§ **Task to complete**:
Identify and copy all lines of the material where the string "into" is found.

§ **Task input**:

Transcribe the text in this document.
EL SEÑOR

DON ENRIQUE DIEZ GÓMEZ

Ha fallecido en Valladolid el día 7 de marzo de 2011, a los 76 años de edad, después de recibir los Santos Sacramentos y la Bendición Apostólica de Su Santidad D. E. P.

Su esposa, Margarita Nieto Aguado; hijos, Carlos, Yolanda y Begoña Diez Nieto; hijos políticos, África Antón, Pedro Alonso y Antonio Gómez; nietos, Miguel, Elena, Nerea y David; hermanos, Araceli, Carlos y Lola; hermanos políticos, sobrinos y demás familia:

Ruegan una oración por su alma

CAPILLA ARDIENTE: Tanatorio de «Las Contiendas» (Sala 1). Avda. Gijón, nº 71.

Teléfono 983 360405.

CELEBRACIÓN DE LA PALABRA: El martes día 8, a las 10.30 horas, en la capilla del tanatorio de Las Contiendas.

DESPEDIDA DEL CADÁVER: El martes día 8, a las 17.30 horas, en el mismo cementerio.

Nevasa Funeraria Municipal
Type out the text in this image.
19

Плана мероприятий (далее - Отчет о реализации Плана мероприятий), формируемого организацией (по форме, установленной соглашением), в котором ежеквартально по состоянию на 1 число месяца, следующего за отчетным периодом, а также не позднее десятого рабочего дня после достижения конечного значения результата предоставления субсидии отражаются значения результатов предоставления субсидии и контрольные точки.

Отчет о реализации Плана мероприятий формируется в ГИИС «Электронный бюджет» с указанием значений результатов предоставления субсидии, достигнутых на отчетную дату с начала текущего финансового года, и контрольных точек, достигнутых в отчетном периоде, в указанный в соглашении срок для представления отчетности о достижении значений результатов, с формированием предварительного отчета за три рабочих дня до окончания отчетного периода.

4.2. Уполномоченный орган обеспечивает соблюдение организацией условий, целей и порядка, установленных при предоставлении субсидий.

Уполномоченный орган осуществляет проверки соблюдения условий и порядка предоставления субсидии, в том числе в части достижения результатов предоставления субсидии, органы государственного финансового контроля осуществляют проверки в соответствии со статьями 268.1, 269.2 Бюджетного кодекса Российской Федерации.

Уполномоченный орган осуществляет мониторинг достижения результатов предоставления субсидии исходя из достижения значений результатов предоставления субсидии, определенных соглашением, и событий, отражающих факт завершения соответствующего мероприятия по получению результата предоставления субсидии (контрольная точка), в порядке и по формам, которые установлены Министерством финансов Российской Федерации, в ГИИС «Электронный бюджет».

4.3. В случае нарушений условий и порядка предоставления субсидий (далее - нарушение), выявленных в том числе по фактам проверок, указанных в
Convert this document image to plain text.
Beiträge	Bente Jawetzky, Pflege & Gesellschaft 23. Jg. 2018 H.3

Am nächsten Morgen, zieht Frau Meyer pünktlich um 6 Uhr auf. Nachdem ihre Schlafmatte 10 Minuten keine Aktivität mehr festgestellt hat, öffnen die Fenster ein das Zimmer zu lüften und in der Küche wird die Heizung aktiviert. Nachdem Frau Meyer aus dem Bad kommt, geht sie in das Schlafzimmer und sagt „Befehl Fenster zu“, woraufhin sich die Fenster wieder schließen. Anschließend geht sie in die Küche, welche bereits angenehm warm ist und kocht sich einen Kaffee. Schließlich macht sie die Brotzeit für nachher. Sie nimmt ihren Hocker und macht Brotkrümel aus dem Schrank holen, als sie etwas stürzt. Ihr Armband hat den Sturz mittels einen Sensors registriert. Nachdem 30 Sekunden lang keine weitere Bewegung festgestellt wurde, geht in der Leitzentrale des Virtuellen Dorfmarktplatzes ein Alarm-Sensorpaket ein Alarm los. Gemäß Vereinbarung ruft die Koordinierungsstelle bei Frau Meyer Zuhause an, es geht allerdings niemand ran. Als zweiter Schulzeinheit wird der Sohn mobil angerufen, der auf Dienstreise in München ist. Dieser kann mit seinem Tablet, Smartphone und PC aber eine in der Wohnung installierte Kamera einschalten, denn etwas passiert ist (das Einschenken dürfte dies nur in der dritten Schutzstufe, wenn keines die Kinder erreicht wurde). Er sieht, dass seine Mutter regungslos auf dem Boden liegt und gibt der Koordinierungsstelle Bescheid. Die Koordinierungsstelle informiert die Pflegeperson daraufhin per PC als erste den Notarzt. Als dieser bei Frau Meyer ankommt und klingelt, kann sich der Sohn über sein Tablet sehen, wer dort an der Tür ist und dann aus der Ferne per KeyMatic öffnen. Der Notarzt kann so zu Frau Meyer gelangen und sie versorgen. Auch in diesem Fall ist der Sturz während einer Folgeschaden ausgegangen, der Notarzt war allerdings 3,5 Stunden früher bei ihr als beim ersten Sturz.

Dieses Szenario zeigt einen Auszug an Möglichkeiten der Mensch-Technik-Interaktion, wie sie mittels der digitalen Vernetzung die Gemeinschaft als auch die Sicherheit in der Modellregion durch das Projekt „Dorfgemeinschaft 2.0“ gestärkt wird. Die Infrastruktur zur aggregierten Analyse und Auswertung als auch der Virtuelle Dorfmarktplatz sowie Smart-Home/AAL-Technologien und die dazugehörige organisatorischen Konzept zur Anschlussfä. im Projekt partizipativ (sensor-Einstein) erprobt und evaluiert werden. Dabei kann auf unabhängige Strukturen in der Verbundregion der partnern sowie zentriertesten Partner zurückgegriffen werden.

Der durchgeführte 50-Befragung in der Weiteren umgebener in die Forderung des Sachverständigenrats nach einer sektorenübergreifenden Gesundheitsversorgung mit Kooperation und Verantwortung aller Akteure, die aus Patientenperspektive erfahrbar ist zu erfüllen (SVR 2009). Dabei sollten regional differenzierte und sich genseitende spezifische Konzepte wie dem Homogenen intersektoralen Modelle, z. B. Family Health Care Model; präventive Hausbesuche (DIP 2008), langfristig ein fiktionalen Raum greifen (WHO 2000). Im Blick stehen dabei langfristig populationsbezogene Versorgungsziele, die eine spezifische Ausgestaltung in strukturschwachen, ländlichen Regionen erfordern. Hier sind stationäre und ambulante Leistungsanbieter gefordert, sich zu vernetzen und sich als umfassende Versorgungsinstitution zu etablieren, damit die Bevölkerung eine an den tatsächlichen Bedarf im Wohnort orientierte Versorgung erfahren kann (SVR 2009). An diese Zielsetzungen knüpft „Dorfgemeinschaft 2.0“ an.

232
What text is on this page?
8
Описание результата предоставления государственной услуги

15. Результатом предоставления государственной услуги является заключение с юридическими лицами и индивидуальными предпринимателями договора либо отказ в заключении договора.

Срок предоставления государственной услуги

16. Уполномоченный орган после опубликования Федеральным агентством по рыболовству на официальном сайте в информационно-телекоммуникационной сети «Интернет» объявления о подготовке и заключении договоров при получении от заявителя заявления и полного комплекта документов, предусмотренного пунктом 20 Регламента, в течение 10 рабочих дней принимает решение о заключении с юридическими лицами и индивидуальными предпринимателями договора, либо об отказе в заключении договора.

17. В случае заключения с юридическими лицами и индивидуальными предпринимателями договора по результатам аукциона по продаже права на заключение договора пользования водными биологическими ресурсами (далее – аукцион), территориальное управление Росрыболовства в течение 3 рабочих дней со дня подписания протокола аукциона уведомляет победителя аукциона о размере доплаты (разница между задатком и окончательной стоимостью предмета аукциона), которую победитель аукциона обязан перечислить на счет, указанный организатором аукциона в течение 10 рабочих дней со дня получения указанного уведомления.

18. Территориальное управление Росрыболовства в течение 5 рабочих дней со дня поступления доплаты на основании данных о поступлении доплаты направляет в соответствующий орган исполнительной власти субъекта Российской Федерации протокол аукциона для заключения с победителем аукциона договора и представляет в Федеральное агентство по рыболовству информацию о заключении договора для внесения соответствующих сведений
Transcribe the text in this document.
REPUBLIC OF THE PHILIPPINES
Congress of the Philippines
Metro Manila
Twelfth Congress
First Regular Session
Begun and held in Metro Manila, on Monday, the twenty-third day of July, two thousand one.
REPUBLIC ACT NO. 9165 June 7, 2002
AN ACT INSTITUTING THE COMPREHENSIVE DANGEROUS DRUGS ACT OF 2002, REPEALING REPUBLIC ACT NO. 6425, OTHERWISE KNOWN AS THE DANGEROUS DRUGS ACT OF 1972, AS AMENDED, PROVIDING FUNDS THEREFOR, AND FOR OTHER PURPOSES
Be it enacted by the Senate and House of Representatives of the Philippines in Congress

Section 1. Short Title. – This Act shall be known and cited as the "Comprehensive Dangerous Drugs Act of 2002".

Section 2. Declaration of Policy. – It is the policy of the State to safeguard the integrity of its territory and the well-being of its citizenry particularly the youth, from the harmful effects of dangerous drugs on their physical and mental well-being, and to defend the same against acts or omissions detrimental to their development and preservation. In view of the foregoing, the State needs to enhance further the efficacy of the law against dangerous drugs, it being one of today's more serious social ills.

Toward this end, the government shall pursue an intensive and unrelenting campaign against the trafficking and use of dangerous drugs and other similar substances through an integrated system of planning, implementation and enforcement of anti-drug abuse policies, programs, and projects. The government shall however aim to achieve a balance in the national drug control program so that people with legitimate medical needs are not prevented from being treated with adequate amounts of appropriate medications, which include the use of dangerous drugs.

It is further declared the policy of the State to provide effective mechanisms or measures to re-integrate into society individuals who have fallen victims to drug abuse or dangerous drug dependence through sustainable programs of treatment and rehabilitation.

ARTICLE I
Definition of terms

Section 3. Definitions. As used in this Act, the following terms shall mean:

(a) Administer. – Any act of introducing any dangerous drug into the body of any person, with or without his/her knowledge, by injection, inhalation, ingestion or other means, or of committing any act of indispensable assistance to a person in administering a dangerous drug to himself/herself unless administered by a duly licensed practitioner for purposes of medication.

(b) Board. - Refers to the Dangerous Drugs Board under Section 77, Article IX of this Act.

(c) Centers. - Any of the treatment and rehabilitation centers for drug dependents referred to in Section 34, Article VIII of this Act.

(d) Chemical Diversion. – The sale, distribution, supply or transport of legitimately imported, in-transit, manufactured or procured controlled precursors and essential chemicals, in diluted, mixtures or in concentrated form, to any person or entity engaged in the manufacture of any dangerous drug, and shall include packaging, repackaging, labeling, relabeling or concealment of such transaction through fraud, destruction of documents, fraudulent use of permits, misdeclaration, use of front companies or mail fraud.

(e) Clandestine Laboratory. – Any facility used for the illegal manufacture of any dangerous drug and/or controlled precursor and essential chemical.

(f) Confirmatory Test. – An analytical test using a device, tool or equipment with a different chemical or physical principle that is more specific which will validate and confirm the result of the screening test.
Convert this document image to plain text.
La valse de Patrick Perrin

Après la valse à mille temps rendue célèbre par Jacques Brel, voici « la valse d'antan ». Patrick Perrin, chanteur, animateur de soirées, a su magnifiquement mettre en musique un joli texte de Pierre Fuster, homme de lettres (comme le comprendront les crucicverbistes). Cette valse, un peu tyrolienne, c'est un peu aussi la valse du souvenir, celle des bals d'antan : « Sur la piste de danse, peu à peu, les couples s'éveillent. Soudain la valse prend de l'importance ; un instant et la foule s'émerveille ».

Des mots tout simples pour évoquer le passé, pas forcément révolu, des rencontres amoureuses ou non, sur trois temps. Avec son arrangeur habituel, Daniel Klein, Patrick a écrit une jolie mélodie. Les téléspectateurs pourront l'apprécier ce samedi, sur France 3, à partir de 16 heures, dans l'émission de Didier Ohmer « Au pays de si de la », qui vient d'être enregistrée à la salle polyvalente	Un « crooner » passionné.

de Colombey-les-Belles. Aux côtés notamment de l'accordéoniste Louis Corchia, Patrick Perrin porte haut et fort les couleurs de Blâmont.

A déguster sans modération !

§ **Right answer**:
It is further declared the policy of the State to provide effective mechanisms or measures to re-integrate into society individuals who have fallen victims to drug abuse or dangerous drug dependence through sustainable programs of treatment and rehabilitation.
(a) Administer. – Any act of introducing any dangerous drug into the body of any person, with or without his/her knowledge, by injection, inhalation, ingestion or other means, or of committing any act of indispensable assistance to a person in administering a dangerous drug to himself/herself unless administered by a duly licensed practitioner for purposes of medication.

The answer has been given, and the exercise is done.